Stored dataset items
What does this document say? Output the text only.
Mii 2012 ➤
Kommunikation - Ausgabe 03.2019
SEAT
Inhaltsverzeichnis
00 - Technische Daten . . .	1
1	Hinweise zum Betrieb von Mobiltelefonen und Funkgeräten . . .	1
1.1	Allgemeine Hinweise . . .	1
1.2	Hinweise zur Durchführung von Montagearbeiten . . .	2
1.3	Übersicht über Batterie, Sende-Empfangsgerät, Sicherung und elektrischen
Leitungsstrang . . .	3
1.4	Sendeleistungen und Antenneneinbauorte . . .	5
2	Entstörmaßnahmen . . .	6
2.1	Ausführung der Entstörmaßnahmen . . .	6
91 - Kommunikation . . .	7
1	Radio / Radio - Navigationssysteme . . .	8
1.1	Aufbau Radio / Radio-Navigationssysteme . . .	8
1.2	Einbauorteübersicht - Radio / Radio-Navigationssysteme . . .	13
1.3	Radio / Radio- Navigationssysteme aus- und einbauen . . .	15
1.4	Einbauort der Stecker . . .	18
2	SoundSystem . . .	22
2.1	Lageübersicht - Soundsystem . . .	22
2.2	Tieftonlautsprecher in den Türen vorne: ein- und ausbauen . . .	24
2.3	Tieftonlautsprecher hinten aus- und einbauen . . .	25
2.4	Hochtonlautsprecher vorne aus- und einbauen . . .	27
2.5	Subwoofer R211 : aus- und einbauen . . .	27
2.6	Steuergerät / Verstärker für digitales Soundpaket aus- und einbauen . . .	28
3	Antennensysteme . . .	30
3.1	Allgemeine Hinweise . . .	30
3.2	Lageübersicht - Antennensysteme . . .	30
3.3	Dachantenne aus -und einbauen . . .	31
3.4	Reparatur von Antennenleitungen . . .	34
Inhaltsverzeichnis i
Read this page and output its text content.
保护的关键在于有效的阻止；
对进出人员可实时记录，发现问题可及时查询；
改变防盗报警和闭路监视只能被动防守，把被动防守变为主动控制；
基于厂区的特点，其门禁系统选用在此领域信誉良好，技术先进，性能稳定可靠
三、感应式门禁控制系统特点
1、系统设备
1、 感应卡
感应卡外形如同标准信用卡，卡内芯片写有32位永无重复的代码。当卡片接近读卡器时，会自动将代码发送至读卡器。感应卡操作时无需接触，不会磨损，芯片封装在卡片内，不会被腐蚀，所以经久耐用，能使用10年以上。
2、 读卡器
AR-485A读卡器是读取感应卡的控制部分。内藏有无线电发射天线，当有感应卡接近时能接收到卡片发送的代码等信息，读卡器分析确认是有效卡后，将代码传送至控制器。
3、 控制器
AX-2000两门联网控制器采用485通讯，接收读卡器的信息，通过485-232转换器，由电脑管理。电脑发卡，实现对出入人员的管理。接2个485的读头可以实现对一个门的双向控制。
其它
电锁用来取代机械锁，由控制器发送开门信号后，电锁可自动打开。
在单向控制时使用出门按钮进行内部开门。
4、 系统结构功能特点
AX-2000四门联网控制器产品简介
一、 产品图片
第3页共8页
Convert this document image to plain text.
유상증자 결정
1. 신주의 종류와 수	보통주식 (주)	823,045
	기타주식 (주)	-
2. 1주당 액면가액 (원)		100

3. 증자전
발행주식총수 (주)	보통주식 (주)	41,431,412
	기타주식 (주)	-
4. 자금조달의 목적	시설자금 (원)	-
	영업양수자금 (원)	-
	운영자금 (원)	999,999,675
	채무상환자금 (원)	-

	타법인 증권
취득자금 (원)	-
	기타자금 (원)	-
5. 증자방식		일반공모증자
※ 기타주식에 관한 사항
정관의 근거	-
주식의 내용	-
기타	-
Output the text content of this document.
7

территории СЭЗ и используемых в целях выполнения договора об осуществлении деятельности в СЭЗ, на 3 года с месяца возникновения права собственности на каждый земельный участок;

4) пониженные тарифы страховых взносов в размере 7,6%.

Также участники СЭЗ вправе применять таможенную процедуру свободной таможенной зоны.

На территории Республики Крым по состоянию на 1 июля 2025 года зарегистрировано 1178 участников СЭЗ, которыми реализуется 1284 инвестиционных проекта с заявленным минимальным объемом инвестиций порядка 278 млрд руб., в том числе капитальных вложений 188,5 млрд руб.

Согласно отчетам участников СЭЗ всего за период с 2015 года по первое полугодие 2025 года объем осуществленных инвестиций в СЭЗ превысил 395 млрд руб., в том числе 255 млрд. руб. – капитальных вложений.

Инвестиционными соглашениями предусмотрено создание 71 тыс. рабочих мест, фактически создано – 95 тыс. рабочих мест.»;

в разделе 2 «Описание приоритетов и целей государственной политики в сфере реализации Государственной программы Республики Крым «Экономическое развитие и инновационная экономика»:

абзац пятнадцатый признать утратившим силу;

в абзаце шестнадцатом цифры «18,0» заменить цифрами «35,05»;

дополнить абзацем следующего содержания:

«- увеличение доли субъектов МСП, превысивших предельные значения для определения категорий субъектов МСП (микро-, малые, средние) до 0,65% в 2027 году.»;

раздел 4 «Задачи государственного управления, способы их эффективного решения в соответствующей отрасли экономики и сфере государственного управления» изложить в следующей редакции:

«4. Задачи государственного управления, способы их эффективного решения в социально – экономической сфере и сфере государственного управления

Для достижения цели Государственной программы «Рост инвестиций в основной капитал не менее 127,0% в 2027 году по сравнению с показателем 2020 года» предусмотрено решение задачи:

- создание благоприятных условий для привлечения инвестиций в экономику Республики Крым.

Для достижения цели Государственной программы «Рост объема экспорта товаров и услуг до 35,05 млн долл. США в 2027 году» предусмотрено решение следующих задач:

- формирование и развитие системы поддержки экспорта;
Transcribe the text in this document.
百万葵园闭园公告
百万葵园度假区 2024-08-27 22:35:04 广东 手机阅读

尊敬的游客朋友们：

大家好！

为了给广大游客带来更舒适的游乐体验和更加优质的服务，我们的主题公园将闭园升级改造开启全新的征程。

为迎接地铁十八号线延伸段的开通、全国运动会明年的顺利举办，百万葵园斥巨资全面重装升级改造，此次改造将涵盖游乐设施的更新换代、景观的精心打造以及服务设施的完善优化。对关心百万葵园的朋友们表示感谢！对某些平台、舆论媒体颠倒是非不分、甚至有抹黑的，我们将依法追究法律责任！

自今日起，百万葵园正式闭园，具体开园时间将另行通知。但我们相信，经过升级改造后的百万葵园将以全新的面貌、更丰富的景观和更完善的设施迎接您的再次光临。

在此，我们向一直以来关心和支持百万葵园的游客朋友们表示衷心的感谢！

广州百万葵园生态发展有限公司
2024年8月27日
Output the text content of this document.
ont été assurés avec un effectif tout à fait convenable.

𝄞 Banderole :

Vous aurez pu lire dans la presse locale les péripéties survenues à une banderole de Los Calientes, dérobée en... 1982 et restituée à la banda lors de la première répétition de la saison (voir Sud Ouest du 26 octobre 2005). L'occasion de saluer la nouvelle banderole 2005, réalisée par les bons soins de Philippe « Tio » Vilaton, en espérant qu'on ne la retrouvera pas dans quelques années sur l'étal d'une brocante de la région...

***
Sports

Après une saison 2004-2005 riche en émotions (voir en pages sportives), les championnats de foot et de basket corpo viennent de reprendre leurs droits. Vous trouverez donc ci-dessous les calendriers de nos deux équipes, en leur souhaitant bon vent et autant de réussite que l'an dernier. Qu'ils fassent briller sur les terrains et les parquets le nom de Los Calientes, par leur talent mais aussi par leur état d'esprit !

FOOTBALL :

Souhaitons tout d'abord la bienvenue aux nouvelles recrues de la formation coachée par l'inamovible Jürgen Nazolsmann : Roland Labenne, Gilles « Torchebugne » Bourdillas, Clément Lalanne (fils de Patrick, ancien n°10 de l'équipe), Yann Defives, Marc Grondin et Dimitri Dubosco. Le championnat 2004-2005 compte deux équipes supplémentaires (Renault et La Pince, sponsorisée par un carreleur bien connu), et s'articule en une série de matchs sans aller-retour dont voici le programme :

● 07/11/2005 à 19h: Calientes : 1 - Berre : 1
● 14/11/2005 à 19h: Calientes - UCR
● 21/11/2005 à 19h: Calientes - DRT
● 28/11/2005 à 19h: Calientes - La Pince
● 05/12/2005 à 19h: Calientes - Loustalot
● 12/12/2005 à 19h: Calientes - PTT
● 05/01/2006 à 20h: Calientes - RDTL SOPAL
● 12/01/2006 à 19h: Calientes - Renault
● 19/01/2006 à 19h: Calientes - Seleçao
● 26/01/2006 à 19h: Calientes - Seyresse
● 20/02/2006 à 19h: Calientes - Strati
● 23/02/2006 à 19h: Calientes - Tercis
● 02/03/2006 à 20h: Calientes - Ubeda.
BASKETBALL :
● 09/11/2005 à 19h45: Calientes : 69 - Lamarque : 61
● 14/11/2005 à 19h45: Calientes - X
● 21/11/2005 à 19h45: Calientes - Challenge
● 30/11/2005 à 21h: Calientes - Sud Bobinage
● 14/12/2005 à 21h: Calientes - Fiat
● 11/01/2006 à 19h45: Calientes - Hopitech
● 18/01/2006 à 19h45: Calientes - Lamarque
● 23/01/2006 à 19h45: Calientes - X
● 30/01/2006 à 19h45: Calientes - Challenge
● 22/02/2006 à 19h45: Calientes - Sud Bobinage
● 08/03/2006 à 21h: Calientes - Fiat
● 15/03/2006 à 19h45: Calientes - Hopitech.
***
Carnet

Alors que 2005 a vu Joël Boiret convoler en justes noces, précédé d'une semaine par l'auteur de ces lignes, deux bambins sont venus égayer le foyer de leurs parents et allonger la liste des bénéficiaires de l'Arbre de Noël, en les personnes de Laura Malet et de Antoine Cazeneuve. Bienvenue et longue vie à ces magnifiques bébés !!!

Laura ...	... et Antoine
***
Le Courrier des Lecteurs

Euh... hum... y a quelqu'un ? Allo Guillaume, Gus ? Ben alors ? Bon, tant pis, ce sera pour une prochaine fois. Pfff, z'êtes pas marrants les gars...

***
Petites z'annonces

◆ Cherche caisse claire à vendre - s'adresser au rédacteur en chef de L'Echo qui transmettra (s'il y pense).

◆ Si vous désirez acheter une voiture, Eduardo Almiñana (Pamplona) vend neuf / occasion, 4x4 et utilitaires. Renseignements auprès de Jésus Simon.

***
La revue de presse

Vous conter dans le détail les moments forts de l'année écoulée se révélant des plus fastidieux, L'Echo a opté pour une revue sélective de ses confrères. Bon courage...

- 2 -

- [THE REQUEST] Find the count of lines in the data above where the string "Hinweise" occurs. Provide that number alone.

- [SOLVED PROBLEM] 4